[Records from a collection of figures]
________________________
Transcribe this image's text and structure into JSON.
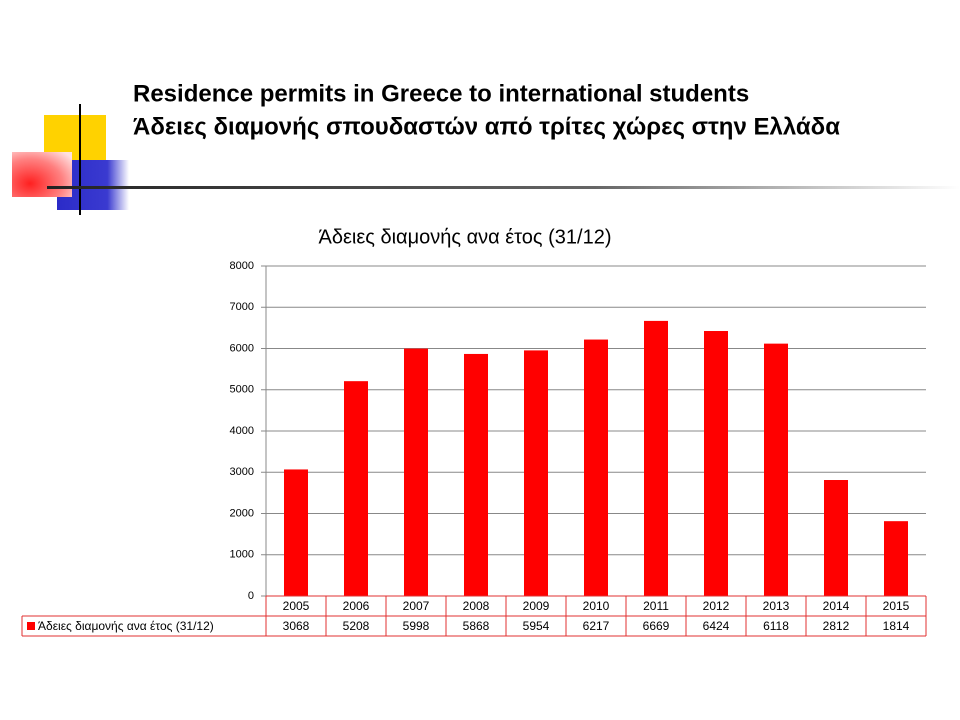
{
  "header": {
    "title_lines": [
      "Residence permits in Greece to international students",
      "Άδειες διαμονής σπουδαστών από τρίτες χώρες στην Ελλάδα"
    ]
  },
  "chart_data": {
    "type": "bar",
    "title": "Άδειες διαμονής ανα έτος (31/12)",
    "categories": [
      "2005",
      "2006",
      "2007",
      "2008",
      "2009",
      "2010",
      "2011",
      "2012",
      "2013",
      "2014",
      "2015"
    ],
    "series": [
      {
        "name": "Άδειες διαμονής ανα έτος (31/12)",
        "color": "#ff0000",
        "values": [
          3068,
          5208,
          5998,
          5868,
          5954,
          6217,
          6669,
          6424,
          6118,
          2812,
          1814
        ]
      }
    ],
    "ylim": [
      0,
      8000
    ],
    "yticks": [
      0,
      1000,
      2000,
      3000,
      4000,
      5000,
      6000,
      7000,
      8000
    ],
    "grid": true,
    "data_table": true
  }
}
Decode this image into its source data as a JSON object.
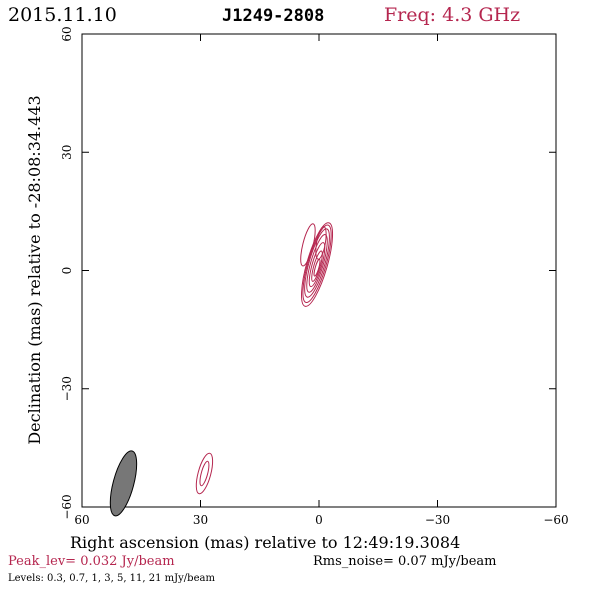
{
  "header": {
    "date": "2015.11.10",
    "source": "J1249-2808",
    "frequency": "Freq: 4.3 GHz"
  },
  "footer": {
    "peak": "Peak_lev=  0.032 Jy/beam",
    "rms": "Rms_noise= 0.07 mJy/beam",
    "levels": "Levels: 0.3, 0.7,   1,   3,   5,  11,  21 mJy/beam"
  },
  "colors": {
    "contour": "#b5264f",
    "beam": "#777777",
    "axes": "#000000"
  },
  "chart_data": {
    "type": "contour",
    "xlabel": "Right ascension (mas) relative to 12:49:19.3084",
    "ylabel": "Declination (mas) relative to -28:08:34.443",
    "xlim": [
      60,
      -60
    ],
    "ylim": [
      -60,
      60
    ],
    "xticks": [
      60,
      30,
      0,
      -30,
      -60
    ],
    "yticks": [
      60,
      30,
      0,
      -30,
      -60
    ],
    "contour_levels_mJy_per_beam": [
      0.3,
      0.7,
      1,
      3,
      5,
      11,
      21
    ],
    "peak_Jy_per_beam": 0.032,
    "rms_noise_mJy_per_beam": 0.07,
    "beam": {
      "center": [
        49.5,
        -54
      ],
      "major_mas": 8.5,
      "minor_mas": 2.6,
      "pa_deg": 15
    },
    "components": [
      {
        "name": "core",
        "center": [
          0.5,
          1.5
        ],
        "contours": [
          {
            "major": 11,
            "minor": 2.6,
            "pa": 16,
            "dx": 0,
            "dy": 0
          },
          {
            "major": 10.2,
            "minor": 2.3,
            "pa": 16,
            "dx": 0,
            "dy": 0.2
          },
          {
            "major": 9.0,
            "minor": 2.0,
            "pa": 16,
            "dx": 0,
            "dy": 0.4
          },
          {
            "major": 7.6,
            "minor": 1.6,
            "pa": 16,
            "dx": 0,
            "dy": 0.3
          },
          {
            "major": 5.8,
            "minor": 1.2,
            "pa": 16,
            "dx": 0,
            "dy": 0
          },
          {
            "major": 4.0,
            "minor": 0.8,
            "pa": 16,
            "dx": 0,
            "dy": -0.4
          },
          {
            "major": 2.2,
            "minor": 0.45,
            "pa": 16,
            "dx": 0,
            "dy": -0.8
          }
        ]
      },
      {
        "name": "ext-north",
        "center": [
          2.8,
          6.5
        ],
        "contours": [
          {
            "major": 5.5,
            "minor": 1.3,
            "pa": 14,
            "dx": 0,
            "dy": 0
          }
        ]
      },
      {
        "name": "ext-northwest",
        "center": [
          -0.5,
          7.0
        ],
        "contours": [
          {
            "major": 4.2,
            "minor": 1.1,
            "pa": 10,
            "dx": 0,
            "dy": 0
          }
        ]
      },
      {
        "name": "feature-southeast",
        "center": [
          29.0,
          -51.5
        ],
        "contours": [
          {
            "major": 5.3,
            "minor": 1.6,
            "pa": 15,
            "dx": 0,
            "dy": 0
          },
          {
            "major": 3.2,
            "minor": 0.8,
            "pa": 15,
            "dx": 0,
            "dy": 0
          }
        ]
      }
    ]
  }
}
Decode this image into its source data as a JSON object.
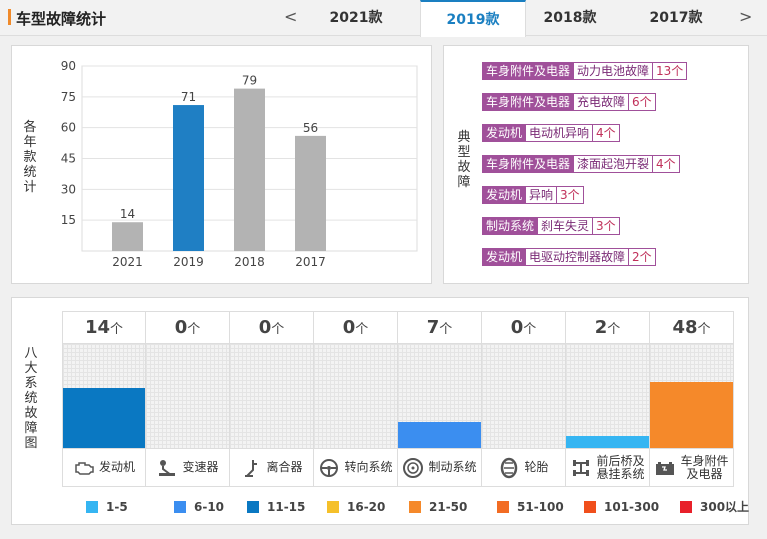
________________________
◆ OBJECTIVE
Give the material again exactly as it is, but keep the pictures out.

◆ TASK SOLUTION
Transcribe this image's text and structure into JSON.
{
  "header": {
    "title_lines": [
      "Residence permits in Greece to international students",
      "Άδειες διαμονής σπουδαστών από τρίτες χώρες στην Ελλάδα"
    ]
  },
  "chart_data": {
    "type": "bar",
    "title": "Άδειες διαμονής ανα έτος (31/12)",
    "categories": [
      "2005",
      "2006",
      "2007",
      "2008",
      "2009",
      "2010",
      "2011",
      "2012",
      "2013",
      "2014",
      "2015"
    ],
    "series": [
      {
        "name": "Άδειες διαμονής ανα έτος (31/12)",
        "color": "#ff0000",
        "values": [
          3068,
          5208,
          5998,
          5868,
          5954,
          6217,
          6669,
          6424,
          6118,
          2812,
          1814
        ]
      }
    ],
    "ylim": [
      0,
      8000
    ],
    "yticks": [
      0,
      1000,
      2000,
      3000,
      4000,
      5000,
      6000,
      7000,
      8000
    ],
    "grid": true,
    "data_table": true
  }
}
Decode this image into its source data as a JSON object.
{
  "header": {
    "date": "2015.11.10",
    "source": "J1249-2808",
    "frequency": "Freq: 4.3 GHz"
  },
  "footer": {
    "peak": "Peak_lev=  0.032 Jy/beam",
    "rms": "Rms_noise= 0.07 mJy/beam",
    "levels": "Levels: 0.3, 0.7,   1,   3,   5,  11,  21 mJy/beam"
  },
  "colors": {
    "contour": "#b5264f",
    "beam": "#777777",
    "axes": "#000000"
  },
  "chart_data": {
    "type": "contour",
    "xlabel": "Right ascension (mas) relative to 12:49:19.3084",
    "ylabel": "Declination (mas) relative to -28:08:34.443",
    "xlim": [
      60,
      -60
    ],
    "ylim": [
      -60,
      60
    ],
    "xticks": [
      60,
      30,
      0,
      -30,
      -60
    ],
    "yticks": [
      60,
      30,
      0,
      -30,
      -60
    ],
    "contour_levels_mJy_per_beam": [
      0.3,
      0.7,
      1,
      3,
      5,
      11,
      21
    ],
    "peak_Jy_per_beam": 0.032,
    "rms_noise_mJy_per_beam": 0.07,
    "beam": {
      "center": [
        49.5,
        -54
      ],
      "major_mas": 8.5,
      "minor_mas": 2.6,
      "pa_deg": 15
    },
    "components": [
      {
        "name": "core",
        "center": [
          0.5,
          1.5
        ],
        "contours": [
          {
            "major": 11,
            "minor": 2.6,
            "pa": 16,
            "dx": 0,
            "dy": 0
          },
          {
            "major": 10.2,
            "minor": 2.3,
            "pa": 16,
            "dx": 0,
            "dy": 0.2
          },
          {
            "major": 9.0,
            "minor": 2.0,
            "pa": 16,
            "dx": 0,
            "dy": 0.4
          },
          {
            "major": 7.6,
            "minor": 1.6,
            "pa": 16,
            "dx": 0,
            "dy": 0.3
          },
          {
            "major": 5.8,
            "minor": 1.2,
            "pa": 16,
            "dx": 0,
            "dy": 0
          },
          {
            "major": 4.0,
            "minor": 0.8,
            "pa": 16,
            "dx": 0,
            "dy": -0.4
          },
          {
            "major": 2.2,
            "minor": 0.45,
            "pa": 16,
            "dx": 0,
            "dy": -0.8
          }
        ]
      },
      {
        "name": "ext-north",
        "center": [
          2.8,
          6.5
        ],
        "contours": [
          {
            "major": 5.5,
            "minor": 1.3,
            "pa": 14,
            "dx": 0,
            "dy": 0
          }
        ]
      },
      {
        "name": "ext-northwest",
        "center": [
          -0.5,
          7.0
        ],
        "contours": [
          {
            "major": 4.2,
            "minor": 1.1,
            "pa": 10,
            "dx": 0,
            "dy": 0
          }
        ]
      },
      {
        "name": "feature-southeast",
        "center": [
          29.0,
          -51.5
        ],
        "contours": [
          {
            "major": 5.3,
            "minor": 1.6,
            "pa": 15,
            "dx": 0,
            "dy": 0
          },
          {
            "major": 3.2,
            "minor": 0.8,
            "pa": 15,
            "dx": 0,
            "dy": 0
          }
        ]
      }
    ]
  }
}
Decode this image into its source data as a JSON object.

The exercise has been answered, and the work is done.